▶ _WHAT THE TASK REQUIRES_
Pull every line holding the string "cigarette" from the records below.

▶ _RECORDS TO PROCESS_
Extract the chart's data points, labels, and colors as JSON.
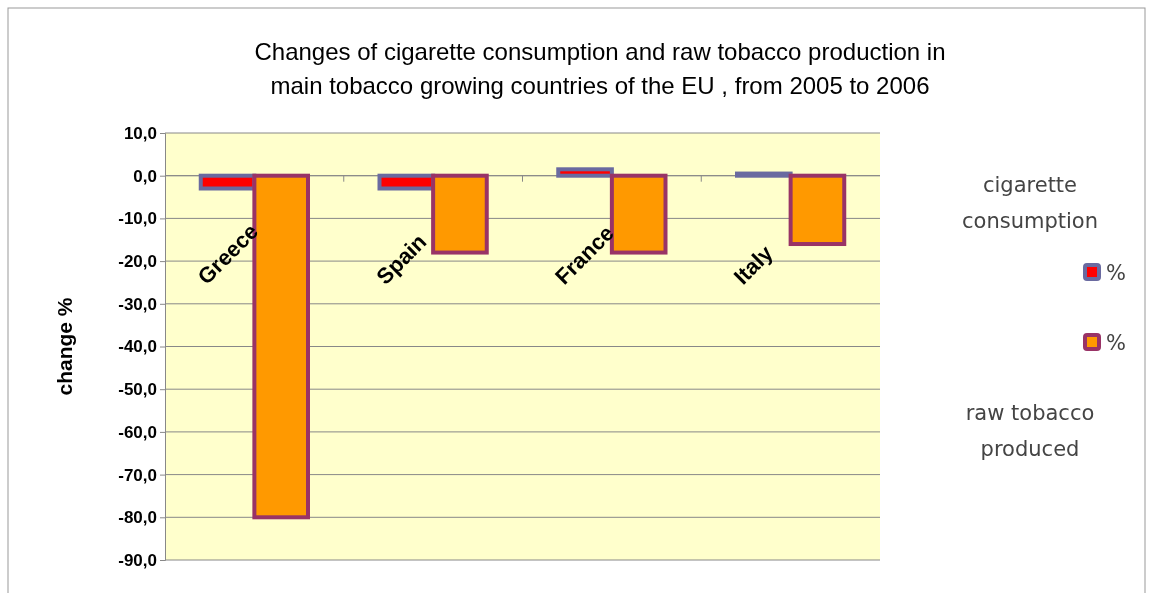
{
  "chart_data": {
    "type": "bar",
    "title": "Changes of cigarette consumption and  raw tobacco  production  in main tobacco growing countries of  the EU , from  2005 to 2006",
    "ylabel": "change %",
    "categories": [
      "Greece",
      "Spain",
      "France",
      "Italy"
    ],
    "series": [
      {
        "name": "%",
        "color": "#ff0000",
        "values": [
          -3.0,
          -3.0,
          1.5,
          0.5
        ]
      },
      {
        "name": "%",
        "color": "#ff9900",
        "values": [
          -80,
          -18,
          -18,
          -16
        ]
      }
    ],
    "ylim": [
      -90,
      10
    ],
    "yticks": [
      {
        "value": 10,
        "label": "10,0"
      },
      {
        "value": 0,
        "label": "0,0"
      },
      {
        "value": -10,
        "label": "-10,0"
      },
      {
        "value": -20,
        "label": "-20,0"
      },
      {
        "value": -30,
        "label": "-30,0"
      },
      {
        "value": -40,
        "label": "-40,0"
      },
      {
        "value": -50,
        "label": "-50,0"
      },
      {
        "value": -60,
        "label": "-60,0"
      },
      {
        "value": -70,
        "label": "-70,0"
      },
      {
        "value": -80,
        "label": "-80,0"
      },
      {
        "value": -90,
        "label": "-90,0"
      }
    ],
    "grid": "y",
    "legend": "right",
    "annotations": [
      "cigarette consumption",
      "raw tobacco produced"
    ]
  }
}
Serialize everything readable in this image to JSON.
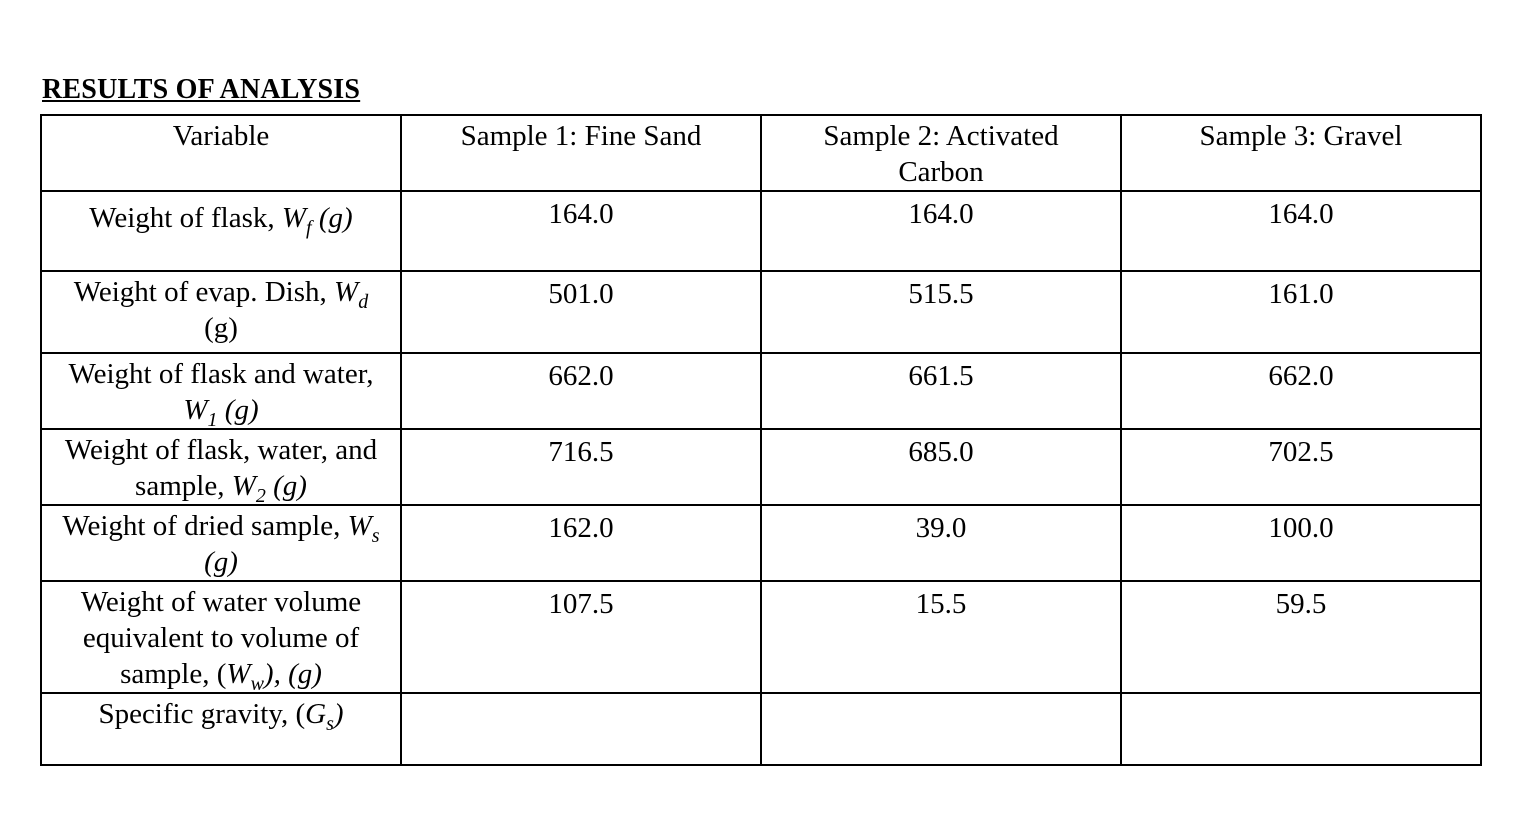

▶ _RESPONSE_
    "title": "Changes of cigarette consumption and  raw tobacco  production  in main tobacco growing countries of  the EU , from  2005 to 2006",
      "cigarette consumption",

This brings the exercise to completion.